WHAT IS NEEDED:
Retype each entry below, keeping every character the same.

RECORDS TO PROCESS:

╔══

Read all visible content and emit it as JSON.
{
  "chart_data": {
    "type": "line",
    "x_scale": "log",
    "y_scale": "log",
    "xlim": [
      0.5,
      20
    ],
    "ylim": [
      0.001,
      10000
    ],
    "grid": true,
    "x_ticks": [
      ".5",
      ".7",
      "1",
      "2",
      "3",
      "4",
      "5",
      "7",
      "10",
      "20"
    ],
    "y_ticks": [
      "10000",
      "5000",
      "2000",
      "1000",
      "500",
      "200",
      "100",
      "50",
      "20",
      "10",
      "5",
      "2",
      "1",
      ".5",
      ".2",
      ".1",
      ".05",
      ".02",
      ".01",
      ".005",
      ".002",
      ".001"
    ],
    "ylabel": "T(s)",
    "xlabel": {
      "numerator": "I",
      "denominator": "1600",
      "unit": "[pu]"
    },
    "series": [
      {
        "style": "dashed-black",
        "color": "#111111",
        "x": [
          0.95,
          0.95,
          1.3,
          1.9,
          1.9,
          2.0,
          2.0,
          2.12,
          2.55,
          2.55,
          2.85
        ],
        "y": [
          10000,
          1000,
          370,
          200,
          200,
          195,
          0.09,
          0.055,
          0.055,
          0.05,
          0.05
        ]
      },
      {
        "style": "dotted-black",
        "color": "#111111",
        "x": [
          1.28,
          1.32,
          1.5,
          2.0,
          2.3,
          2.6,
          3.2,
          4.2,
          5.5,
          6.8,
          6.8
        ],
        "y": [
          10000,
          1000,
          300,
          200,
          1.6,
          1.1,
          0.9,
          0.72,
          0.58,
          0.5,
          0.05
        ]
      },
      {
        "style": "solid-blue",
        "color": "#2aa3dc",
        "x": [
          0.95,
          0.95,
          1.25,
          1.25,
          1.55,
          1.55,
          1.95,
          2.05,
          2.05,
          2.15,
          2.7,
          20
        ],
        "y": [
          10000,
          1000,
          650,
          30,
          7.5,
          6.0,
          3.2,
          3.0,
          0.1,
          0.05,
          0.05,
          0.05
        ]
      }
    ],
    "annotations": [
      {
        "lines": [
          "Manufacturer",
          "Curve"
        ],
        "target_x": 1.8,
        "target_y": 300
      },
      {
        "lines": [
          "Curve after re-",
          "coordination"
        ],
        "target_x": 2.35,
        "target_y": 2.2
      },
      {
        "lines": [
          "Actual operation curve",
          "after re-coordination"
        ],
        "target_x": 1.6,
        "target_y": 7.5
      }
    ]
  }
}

╚══

REPLY TO THE EXERCISE:
Read all visible content and emit it as JSON.
{
  "chart_data": {
    "type": "line",
    "x_scale": "log",
    "y_scale": "log",
    "xlim": [
      0.5,
      20
    ],
    "ylim": [
      0.001,
      10000
    ],
    "grid": true,
    "x_ticks": [
      ".5",
      ".7",
      "1",
      "2",
      "3",
      "4",
      "5",
      "7",
      "10",
      "20"
    ],
    "y_ticks": [
      "10000",
      "5000",
      "2000",
      "1000",
      "500",
      "200",
      "100",
      "50",
      "20",
      "10",
      "5",
      "2",
      "1",
      ".5",
      ".2",
      ".1",
      ".05",
      ".02",
      ".01",
      ".005",
      ".002",
      ".001"
    ],
    "ylabel": "T(s)",
    "xlabel": {
      "numerator": "I",
      "denominator": "1600",
      "unit": "[pu]"
    },
    "series": [
      {
        "style": "dashed-black",
        "color": "#111111",
        "x": [
          0.95,
          0.95,
          1.3,
          1.9,
          1.9,
          2.0,
          2.0,
          2.12,
          2.55,
          2.55,
          2.85
        ],
        "y": [
          10000,
          1000,
          370,
          200,
          200,
          195,
          0.09,
          0.055,
          0.055,
          0.05,
          0.05
        ]
      },
      {
        "style": "dotted-black",
        "color": "#111111",
        "x": [
          1.28,
          1.32,
          1.5,
          2.0,
          2.3,
          2.6,
          3.2,
          4.2,
          5.5,
          6.8,
          6.8
        ],
        "y": [
          10000,
          1000,
          300,
          200,
          1.6,
          1.1,
          0.9,
          0.72,
          0.58,
          0.5,
          0.05
        ]
      },
      {
        "style": "solid-blue",
        "color": "#2aa3dc",
        "x": [
          0.95,
          0.95,
          1.25,
          1.25,
          1.55,
          1.55,
          1.95,
          2.05,
          2.05,
          2.15,
          2.7,
          20
        ],
        "y": [
          10000,
          1000,
          650,
          30,
          7.5,
          6.0,
          3.2,
          3.0,
          0.1,
          0.05,
          0.05,
          0.05
        ]
      }
    ],
    "annotations": [
      {
        "lines": [
          "Manufacturer",
          "Curve"
        ],
        "target_x": 1.8,
        "target_y": 300
      },
      {
        "lines": [
          "Curve after re-",
          "coordination"
        ],
        "target_x": 2.35,
        "target_y": 2.2
      },
      {
        "lines": [
          "Actual operation curve",
          "after re-coordination"
        ],
        "target_x": 1.6,
        "target_y": 7.5
      }
    ]
  }
}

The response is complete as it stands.